### Job
Copy every entry exactly.

### Records for the exercise
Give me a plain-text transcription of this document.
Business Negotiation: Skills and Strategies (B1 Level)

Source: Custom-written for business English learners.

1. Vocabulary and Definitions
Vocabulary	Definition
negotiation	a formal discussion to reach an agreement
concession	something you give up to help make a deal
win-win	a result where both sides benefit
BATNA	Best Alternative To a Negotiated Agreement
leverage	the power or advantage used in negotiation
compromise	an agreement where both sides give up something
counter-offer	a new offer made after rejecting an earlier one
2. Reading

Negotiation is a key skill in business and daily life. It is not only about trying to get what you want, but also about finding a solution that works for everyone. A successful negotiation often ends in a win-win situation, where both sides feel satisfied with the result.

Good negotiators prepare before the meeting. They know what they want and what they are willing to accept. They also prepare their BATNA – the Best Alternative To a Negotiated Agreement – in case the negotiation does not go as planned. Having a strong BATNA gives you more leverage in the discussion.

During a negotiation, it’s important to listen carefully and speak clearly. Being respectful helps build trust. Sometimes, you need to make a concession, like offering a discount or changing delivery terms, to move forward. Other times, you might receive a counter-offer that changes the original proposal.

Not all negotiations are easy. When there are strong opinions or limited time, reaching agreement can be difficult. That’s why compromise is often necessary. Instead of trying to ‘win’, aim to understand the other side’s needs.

### Task result
Give me a plain-text transcription of this document.
Business Negotiation: Skills and Strategies (B1 Level)

Source: Custom-written for business English learners.

1. Vocabulary and Definitions
Vocabulary	Definition
negotiation	a formal discussion to reach an agreement
concession	something you give up to help make a deal
win-win	a result where both sides benefit
BATNA	Best Alternative To a Negotiated Agreement
leverage	the power or advantage used in negotiation
compromise	an agreement where both sides give up something
counter-offer	a new offer made after rejecting an earlier one
2. Reading

Negotiation is a key skill in business and daily life. It is not only about trying to get what you want, but also about finding a solution that works for everyone. A successful negotiation often ends in a win-win situation, where both sides feel satisfied with the result.

Good negotiators prepare before the meeting. They know what they want and what they are willing to accept. They also prepare their BATNA – the Best Alternative To a Negotiated Agreement – in case the negotiation does not go as planned. Having a strong BATNA gives you more leverage in the discussion.

During a negotiation, it’s important to listen carefully and speak clearly. Being respectful helps build trust. Sometimes, you need to make a concession, like offering a discount or changing delivery terms, to move forward. Other times, you might receive a counter-offer that changes the original proposal.

Not all negotiations are easy. When there are strong opinions or limited time, reaching agreement can be difficult. That’s why compromise is often necessary. Instead of trying to ‘win’, aim to understand the other side’s needs.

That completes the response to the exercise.